Requirement:
Find the line containing "What's the underlying", then output it and every line after it through the end of the listing below, exactly as written.

Input rows:
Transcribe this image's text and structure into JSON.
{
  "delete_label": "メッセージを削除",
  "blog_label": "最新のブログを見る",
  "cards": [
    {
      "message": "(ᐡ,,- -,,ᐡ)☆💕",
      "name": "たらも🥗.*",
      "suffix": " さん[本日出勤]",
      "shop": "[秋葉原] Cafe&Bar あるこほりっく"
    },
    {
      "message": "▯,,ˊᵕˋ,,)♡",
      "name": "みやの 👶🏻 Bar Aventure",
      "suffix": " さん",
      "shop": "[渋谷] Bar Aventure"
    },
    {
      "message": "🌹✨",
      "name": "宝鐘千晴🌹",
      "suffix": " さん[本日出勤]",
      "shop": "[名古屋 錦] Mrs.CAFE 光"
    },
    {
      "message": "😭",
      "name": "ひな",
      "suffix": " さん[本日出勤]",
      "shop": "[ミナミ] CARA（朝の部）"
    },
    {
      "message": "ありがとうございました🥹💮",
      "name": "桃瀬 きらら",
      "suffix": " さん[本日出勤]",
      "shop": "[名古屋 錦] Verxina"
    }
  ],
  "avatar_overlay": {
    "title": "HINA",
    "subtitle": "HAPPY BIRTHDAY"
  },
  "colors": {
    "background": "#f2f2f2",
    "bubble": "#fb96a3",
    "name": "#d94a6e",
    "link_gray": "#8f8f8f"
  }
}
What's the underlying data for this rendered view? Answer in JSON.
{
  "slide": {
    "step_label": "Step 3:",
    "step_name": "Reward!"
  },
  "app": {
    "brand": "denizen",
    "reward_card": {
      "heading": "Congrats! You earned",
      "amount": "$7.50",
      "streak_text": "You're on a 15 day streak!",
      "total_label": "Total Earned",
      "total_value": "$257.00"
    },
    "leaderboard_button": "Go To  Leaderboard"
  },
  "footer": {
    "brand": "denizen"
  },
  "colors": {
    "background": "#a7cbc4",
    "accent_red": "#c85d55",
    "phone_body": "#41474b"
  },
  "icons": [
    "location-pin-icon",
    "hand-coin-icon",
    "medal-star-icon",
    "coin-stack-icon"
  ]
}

Solution for this task:
What's the underlying data for this rendered view? Answer in JSON.
{
  "slide": {
    "step_label": "Step 3:",
    "step_name": "Reward!"
  },
  "app": {
    "brand": "denizen",
    "reward_card": {
      "heading": "Congrats! You earned",
      "amount": "$7.50",
      "streak_text": "You're on a 15 day streak!",
      "total_label": "Total Earned",
      "total_value": "$257.00"
    },
    "leaderboard_button": "Go To  Leaderboard"
  },
  "footer": {
    "brand": "denizen"
  },
  "colors": {
    "background": "#a7cbc4",
    "accent_red": "#c85d55",
    "phone_body": "#41474b"
  },
  "icons": [
    "location-pin-icon",
    "hand-coin-icon",
    "medal-star-icon",
    "coin-stack-icon"
  ]
}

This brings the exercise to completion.